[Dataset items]
/---

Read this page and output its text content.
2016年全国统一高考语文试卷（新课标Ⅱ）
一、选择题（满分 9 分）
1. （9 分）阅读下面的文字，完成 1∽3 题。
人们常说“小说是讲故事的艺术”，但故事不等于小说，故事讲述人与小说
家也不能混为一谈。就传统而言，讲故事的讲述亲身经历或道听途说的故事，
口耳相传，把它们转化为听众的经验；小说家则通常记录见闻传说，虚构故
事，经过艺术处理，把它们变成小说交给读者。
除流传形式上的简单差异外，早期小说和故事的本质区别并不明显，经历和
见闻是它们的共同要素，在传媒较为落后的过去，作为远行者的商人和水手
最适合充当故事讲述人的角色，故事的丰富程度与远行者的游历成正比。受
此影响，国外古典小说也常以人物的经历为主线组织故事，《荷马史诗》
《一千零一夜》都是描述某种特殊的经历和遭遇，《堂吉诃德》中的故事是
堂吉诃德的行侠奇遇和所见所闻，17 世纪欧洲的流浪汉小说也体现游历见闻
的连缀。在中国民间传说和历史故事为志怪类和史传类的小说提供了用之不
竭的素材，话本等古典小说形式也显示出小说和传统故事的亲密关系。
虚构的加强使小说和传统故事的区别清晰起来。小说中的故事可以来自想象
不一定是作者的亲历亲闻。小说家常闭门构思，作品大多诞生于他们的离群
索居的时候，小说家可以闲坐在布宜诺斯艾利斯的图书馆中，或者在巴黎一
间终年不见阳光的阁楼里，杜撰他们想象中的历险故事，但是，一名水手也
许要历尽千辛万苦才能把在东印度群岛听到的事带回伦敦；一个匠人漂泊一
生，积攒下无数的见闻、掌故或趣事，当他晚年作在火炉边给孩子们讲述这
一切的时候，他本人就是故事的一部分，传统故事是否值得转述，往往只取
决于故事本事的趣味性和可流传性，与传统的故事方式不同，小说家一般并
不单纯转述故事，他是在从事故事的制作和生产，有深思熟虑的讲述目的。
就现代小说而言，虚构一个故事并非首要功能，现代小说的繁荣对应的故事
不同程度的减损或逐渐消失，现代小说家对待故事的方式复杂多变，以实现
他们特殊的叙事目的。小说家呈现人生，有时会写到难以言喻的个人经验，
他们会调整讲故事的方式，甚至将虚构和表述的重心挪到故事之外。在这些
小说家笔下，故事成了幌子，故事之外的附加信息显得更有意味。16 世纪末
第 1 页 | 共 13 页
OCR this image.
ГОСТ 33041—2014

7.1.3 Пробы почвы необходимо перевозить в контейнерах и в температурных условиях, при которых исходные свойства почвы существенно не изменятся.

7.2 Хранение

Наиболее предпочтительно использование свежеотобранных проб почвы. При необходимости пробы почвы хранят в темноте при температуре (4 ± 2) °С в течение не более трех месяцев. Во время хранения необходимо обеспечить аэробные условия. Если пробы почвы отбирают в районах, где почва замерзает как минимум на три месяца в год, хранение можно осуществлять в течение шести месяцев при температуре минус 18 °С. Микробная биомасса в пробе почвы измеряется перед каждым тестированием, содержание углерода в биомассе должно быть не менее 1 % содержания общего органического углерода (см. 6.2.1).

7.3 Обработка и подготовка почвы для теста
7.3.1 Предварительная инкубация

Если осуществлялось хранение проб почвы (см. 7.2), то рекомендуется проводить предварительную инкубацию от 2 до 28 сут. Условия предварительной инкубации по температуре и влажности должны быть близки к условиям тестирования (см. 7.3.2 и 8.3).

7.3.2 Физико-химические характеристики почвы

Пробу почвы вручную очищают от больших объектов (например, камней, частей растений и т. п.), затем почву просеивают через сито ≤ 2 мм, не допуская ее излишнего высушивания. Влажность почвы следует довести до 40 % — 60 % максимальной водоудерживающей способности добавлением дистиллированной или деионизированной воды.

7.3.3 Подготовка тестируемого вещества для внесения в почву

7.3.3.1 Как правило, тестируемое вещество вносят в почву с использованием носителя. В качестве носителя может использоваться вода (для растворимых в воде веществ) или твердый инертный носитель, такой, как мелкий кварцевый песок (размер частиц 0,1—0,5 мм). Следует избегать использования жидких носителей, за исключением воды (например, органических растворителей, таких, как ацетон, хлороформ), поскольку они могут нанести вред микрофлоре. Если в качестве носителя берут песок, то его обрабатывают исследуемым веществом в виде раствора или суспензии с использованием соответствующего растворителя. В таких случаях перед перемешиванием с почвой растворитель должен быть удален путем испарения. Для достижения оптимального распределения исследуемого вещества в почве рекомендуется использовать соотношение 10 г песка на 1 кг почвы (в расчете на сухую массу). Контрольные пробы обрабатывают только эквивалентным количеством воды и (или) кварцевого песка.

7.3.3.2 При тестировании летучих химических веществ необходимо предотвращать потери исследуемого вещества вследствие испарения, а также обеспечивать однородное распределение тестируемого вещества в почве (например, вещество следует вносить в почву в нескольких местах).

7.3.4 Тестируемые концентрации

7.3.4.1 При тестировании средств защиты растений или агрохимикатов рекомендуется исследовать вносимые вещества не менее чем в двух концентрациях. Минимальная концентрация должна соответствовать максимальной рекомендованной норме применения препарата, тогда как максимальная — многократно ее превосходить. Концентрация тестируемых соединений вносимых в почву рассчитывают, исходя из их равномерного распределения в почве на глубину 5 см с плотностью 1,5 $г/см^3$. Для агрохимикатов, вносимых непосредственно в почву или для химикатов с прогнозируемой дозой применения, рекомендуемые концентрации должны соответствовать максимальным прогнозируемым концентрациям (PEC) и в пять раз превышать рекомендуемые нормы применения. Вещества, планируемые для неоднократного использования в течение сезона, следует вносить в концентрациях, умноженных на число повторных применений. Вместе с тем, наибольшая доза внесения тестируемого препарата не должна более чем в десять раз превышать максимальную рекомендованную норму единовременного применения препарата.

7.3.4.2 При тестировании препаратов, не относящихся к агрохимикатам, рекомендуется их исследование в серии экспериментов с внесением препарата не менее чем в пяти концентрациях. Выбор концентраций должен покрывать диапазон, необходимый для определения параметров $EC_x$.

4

\---

TASK STATEMENT ▸
Write out every entry above, word for word.

TASK RESULT ▸
Read this page and output its text content.
2016年全国统一高考语文试卷（新课标Ⅱ）
一、选择题（满分 9 分）
1. （9 分）阅读下面的文字，完成 1∽3 题。
人们常说“小说是讲故事的艺术”，但故事不等于小说，故事讲述人与小说
家也不能混为一谈。就传统而言，讲故事的讲述亲身经历或道听途说的故事，
口耳相传，把它们转化为听众的经验；小说家则通常记录见闻传说，虚构故
事，经过艺术处理，把它们变成小说交给读者。
除流传形式上的简单差异外，早期小说和故事的本质区别并不明显，经历和
见闻是它们的共同要素，在传媒较为落后的过去，作为远行者的商人和水手
最适合充当故事讲述人的角色，故事的丰富程度与远行者的游历成正比。受
此影响，国外古典小说也常以人物的经历为主线组织故事，《荷马史诗》
《一千零一夜》都是描述某种特殊的经历和遭遇，《堂吉诃德》中的故事是
堂吉诃德的行侠奇遇和所见所闻，17 世纪欧洲的流浪汉小说也体现游历见闻
的连缀。在中国民间传说和历史故事为志怪类和史传类的小说提供了用之不
竭的素材，话本等古典小说形式也显示出小说和传统故事的亲密关系。
虚构的加强使小说和传统故事的区别清晰起来。小说中的故事可以来自想象
不一定是作者的亲历亲闻。小说家常闭门构思，作品大多诞生于他们的离群
索居的时候，小说家可以闲坐在布宜诺斯艾利斯的图书馆中，或者在巴黎一
间终年不见阳光的阁楼里，杜撰他们想象中的历险故事，但是，一名水手也
许要历尽千辛万苦才能把在东印度群岛听到的事带回伦敦；一个匠人漂泊一
生，积攒下无数的见闻、掌故或趣事，当他晚年作在火炉边给孩子们讲述这
一切的时候，他本人就是故事的一部分，传统故事是否值得转述，往往只取
决于故事本事的趣味性和可流传性，与传统的故事方式不同，小说家一般并
不单纯转述故事，他是在从事故事的制作和生产，有深思熟虑的讲述目的。
就现代小说而言，虚构一个故事并非首要功能，现代小说的繁荣对应的故事
不同程度的减损或逐渐消失，现代小说家对待故事的方式复杂多变，以实现
他们特殊的叙事目的。小说家呈现人生，有时会写到难以言喻的个人经验，
他们会调整讲故事的方式，甚至将虚构和表述的重心挪到故事之外。在这些
小说家笔下，故事成了幌子，故事之外的附加信息显得更有意味。16 世纪末
第 1 页 | 共 13 页
OCR this image.
ГОСТ 33041—2014

7.1.3 Пробы почвы необходимо перевозить в контейнерах и в температурных условиях, при которых исходные свойства почвы существенно не изменятся.

7.2 Хранение

Наиболее предпочтительно использование свежеотобранных проб почвы. При необходимости пробы почвы хранят в темноте при температуре (4 ± 2) °С в течение не более трех месяцев. Во время хранения необходимо обеспечить аэробные условия. Если пробы почвы отбирают в районах, где почва замерзает как минимум на три месяца в год, хранение можно осуществлять в течение шести месяцев при температуре минус 18 °С. Микробная биомасса в пробе почвы измеряется перед каждым тестированием, содержание углерода в биомассе должно быть не менее 1 % содержания общего органического углерода (см. 6.2.1).

7.3 Обработка и подготовка почвы для теста
7.3.1 Предварительная инкубация

Если осуществлялось хранение проб почвы (см. 7.2), то рекомендуется проводить предварительную инкубацию от 2 до 28 сут. Условия предварительной инкубации по температуре и влажности должны быть близки к условиям тестирования (см. 7.3.2 и 8.3).

7.3.2 Физико-химические характеристики почвы

Пробу почвы вручную очищают от больших объектов (например, камней, частей растений и т. п.), затем почву просеивают через сито ≤ 2 мм, не допуская ее излишнего высушивания. Влажность почвы следует довести до 40 % — 60 % максимальной водоудерживающей способности добавлением дистиллированной или деионизированной воды.

7.3.3 Подготовка тестируемого вещества для внесения в почву

7.3.3.1 Как правило, тестируемое вещество вносят в почву с использованием носителя. В качестве носителя может использоваться вода (для растворимых в воде веществ) или твердый инертный носитель, такой, как мелкий кварцевый песок (размер частиц 0,1—0,5 мм). Следует избегать использования жидких носителей, за исключением воды (например, органических растворителей, таких, как ацетон, хлороформ), поскольку они могут нанести вред микрофлоре. Если в качестве носителя берут песок, то его обрабатывают исследуемым веществом в виде раствора или суспензии с использованием соответствующего растворителя. В таких случаях перед перемешиванием с почвой растворитель должен быть удален путем испарения. Для достижения оптимального распределения исследуемого вещества в почве рекомендуется использовать соотношение 10 г песка на 1 кг почвы (в расчете на сухую массу). Контрольные пробы обрабатывают только эквивалентным количеством воды и (или) кварцевого песка.

7.3.3.2 При тестировании летучих химических веществ необходимо предотвращать потери исследуемого вещества вследствие испарения, а также обеспечивать однородное распределение тестируемого вещества в почве (например, вещество следует вносить в почву в нескольких местах).

7.3.4 Тестируемые концентрации

7.3.4.1 При тестировании средств защиты растений или агрохимикатов рекомендуется исследовать вносимые вещества не менее чем в двух концентрациях. Минимальная концентрация должна соответствовать максимальной рекомендованной норме применения препарата, тогда как максимальная — многократно ее превосходить. Концентрация тестируемых соединений вносимых в почву рассчитывают, исходя из их равномерного распределения в почве на глубину 5 см с плотностью 1,5 $г/см^3$. Для агрохимикатов, вносимых непосредственно в почву или для химикатов с прогнозируемой дозой применения, рекомендуемые концентрации должны соответствовать максимальным прогнозируемым концентрациям (PEC) и в пять раз превышать рекомендуемые нормы применения. Вещества, планируемые для неоднократного использования в течение сезона, следует вносить в концентрациях, умноженных на число повторных применений. Вместе с тем, наибольшая доза внесения тестируемого препарата не должна более чем в десять раз превышать максимальную рекомендованную норму единовременного применения препарата.

7.3.4.2 При тестировании препаратов, не относящихся к агрохимикатам, рекомендуется их исследование в серии экспериментов с внесением препарата не менее чем в пяти концентрациях. Выбор концентраций должен покрывать диапазон, необходимый для определения параметров $EC_x$.

4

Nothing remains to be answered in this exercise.